> _What the exercise asks_: Give the total number of lines with the word "verified" in them, and no other words.
--- Begin Entries shown ---
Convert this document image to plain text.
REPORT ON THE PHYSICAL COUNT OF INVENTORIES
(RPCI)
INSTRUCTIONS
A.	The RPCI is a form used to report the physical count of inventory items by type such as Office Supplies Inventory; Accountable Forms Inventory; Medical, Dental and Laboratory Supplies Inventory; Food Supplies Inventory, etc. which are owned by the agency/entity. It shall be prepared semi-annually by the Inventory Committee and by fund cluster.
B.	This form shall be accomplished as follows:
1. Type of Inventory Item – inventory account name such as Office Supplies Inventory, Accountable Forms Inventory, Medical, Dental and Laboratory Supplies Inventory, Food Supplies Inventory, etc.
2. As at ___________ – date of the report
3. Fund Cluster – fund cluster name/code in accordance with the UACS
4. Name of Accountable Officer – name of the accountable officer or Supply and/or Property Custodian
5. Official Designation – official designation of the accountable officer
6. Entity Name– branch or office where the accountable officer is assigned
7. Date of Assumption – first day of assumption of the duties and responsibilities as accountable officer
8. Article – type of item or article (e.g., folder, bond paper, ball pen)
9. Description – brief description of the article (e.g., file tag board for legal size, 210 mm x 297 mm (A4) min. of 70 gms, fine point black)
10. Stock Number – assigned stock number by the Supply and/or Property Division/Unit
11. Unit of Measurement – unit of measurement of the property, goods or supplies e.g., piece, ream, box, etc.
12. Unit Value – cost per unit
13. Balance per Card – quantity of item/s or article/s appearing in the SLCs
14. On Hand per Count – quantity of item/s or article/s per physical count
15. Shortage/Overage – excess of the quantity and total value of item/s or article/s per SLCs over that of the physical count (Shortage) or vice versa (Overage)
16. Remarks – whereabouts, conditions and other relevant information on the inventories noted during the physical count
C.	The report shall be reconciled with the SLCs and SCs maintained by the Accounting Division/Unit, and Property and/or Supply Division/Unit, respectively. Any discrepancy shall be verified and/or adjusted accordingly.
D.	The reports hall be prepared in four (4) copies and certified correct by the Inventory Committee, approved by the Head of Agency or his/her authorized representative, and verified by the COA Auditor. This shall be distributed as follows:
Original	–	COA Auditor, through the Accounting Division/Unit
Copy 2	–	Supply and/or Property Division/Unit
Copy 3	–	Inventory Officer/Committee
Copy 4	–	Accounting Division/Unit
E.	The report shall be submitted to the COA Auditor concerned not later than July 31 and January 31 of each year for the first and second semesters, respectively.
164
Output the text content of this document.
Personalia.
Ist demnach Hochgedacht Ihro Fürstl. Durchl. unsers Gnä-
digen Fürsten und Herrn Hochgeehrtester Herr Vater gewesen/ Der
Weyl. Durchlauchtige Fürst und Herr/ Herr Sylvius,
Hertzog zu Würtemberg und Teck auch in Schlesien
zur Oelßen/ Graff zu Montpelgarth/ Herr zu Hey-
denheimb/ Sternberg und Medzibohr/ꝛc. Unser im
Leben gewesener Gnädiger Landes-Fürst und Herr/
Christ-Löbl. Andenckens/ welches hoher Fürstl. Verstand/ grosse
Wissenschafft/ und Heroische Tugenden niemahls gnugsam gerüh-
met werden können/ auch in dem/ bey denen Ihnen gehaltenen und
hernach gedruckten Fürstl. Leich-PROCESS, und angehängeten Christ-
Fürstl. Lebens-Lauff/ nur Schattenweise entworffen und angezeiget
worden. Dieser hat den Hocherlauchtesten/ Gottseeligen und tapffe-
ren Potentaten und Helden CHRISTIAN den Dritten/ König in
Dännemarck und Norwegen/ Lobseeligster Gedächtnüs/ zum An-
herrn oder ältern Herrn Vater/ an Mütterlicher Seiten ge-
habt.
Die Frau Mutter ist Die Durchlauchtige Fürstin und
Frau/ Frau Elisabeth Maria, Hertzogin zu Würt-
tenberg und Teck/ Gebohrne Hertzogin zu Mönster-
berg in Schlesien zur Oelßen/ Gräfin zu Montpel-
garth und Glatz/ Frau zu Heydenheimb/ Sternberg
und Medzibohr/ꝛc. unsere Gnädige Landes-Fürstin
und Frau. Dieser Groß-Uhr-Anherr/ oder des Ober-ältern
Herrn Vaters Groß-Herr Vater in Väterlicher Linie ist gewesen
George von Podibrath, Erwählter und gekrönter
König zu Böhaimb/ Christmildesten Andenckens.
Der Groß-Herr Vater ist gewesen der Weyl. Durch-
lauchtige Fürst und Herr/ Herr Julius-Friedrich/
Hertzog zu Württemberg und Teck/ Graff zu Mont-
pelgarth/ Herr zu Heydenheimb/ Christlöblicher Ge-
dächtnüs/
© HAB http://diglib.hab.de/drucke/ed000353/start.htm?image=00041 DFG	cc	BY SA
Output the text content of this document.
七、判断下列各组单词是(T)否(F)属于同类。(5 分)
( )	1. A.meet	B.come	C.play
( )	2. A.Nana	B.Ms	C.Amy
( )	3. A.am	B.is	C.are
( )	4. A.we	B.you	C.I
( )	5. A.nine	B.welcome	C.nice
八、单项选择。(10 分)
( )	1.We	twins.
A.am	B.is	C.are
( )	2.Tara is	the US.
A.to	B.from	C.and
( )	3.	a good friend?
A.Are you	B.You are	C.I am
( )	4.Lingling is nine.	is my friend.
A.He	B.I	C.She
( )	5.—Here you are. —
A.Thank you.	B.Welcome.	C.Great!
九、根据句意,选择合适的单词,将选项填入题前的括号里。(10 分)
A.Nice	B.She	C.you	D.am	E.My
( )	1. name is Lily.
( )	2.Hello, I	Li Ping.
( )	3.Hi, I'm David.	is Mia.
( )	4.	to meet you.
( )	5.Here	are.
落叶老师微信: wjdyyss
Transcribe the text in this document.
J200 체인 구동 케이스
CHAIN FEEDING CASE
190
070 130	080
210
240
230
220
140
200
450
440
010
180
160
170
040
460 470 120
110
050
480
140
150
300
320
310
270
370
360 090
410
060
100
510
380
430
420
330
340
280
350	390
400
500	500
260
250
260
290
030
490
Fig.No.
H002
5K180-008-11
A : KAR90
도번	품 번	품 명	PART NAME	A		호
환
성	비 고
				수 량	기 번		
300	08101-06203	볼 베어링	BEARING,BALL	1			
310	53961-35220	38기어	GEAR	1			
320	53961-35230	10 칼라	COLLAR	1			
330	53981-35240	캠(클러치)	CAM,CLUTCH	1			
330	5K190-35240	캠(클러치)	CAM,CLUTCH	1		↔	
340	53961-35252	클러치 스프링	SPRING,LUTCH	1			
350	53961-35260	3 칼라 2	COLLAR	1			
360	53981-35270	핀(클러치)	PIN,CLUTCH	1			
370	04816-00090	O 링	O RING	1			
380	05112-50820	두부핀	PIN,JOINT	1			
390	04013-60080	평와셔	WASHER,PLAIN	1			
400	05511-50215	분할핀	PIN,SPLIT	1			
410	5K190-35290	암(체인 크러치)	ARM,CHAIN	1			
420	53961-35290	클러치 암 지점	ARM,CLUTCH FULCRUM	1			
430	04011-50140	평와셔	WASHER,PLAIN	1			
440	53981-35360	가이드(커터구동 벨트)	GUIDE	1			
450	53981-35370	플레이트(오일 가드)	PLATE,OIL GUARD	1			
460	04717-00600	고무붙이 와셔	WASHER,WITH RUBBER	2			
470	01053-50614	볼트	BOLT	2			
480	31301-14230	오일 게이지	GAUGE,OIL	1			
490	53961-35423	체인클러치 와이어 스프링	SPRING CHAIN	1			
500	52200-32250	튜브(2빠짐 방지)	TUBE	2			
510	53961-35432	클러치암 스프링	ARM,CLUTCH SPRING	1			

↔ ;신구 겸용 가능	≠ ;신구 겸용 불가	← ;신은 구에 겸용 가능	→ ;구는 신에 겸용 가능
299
--- End Entries shown ---
> _Right answer_: 2